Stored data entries
⁂

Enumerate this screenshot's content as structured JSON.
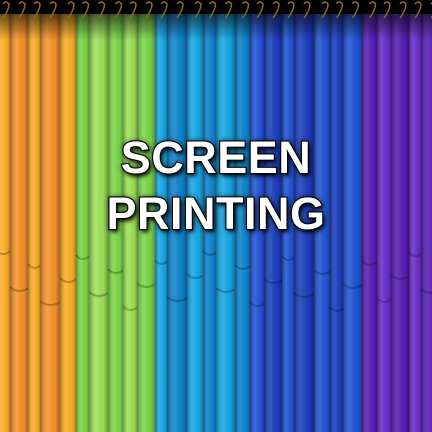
{
  "caption": {
    "line1": "SCREEN",
    "line2": "PRINTING"
  },
  "palette": [
    "#ffb02a",
    "#f9962a",
    "#9fe35a",
    "#7dd84a",
    "#18a9e6",
    "#0f85cf",
    "#2355d8",
    "#1d3fc0",
    "#6b2fd0",
    "#5a1fb8"
  ]
}
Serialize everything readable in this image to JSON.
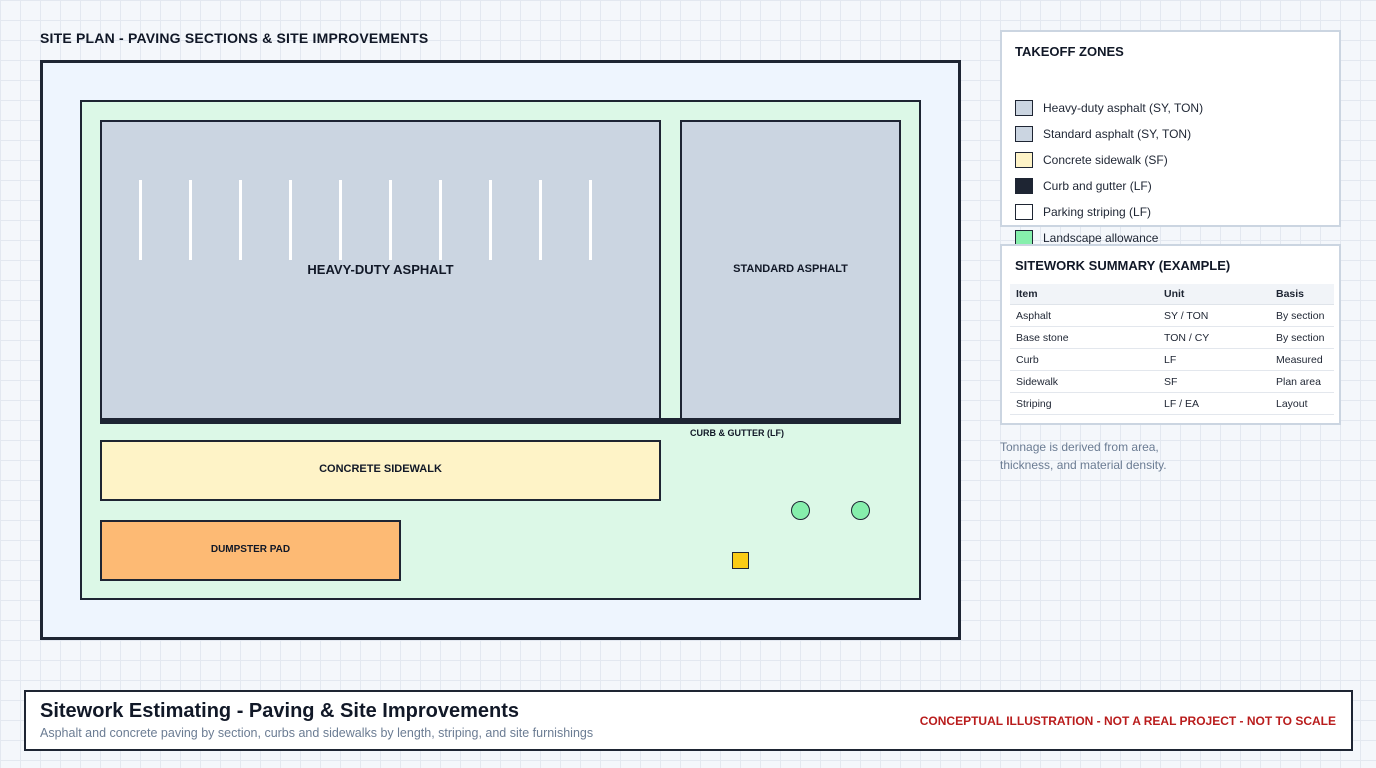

⁂

Instruction. Restate each of the entries above word for word and skip every image.

Output for this task.
Enumerate this screenshot's content as structured JSON.
{
  "caption": {
    "line1": "SCREEN",
    "line2": "PRINTING"
  },
  "palette": [
    "#ffb02a",
    "#f9962a",
    "#9fe35a",
    "#7dd84a",
    "#18a9e6",
    "#0f85cf",
    "#2355d8",
    "#1d3fc0",
    "#6b2fd0",
    "#5a1fb8"
  ]
}
Serialize everything readable in this image to JSON.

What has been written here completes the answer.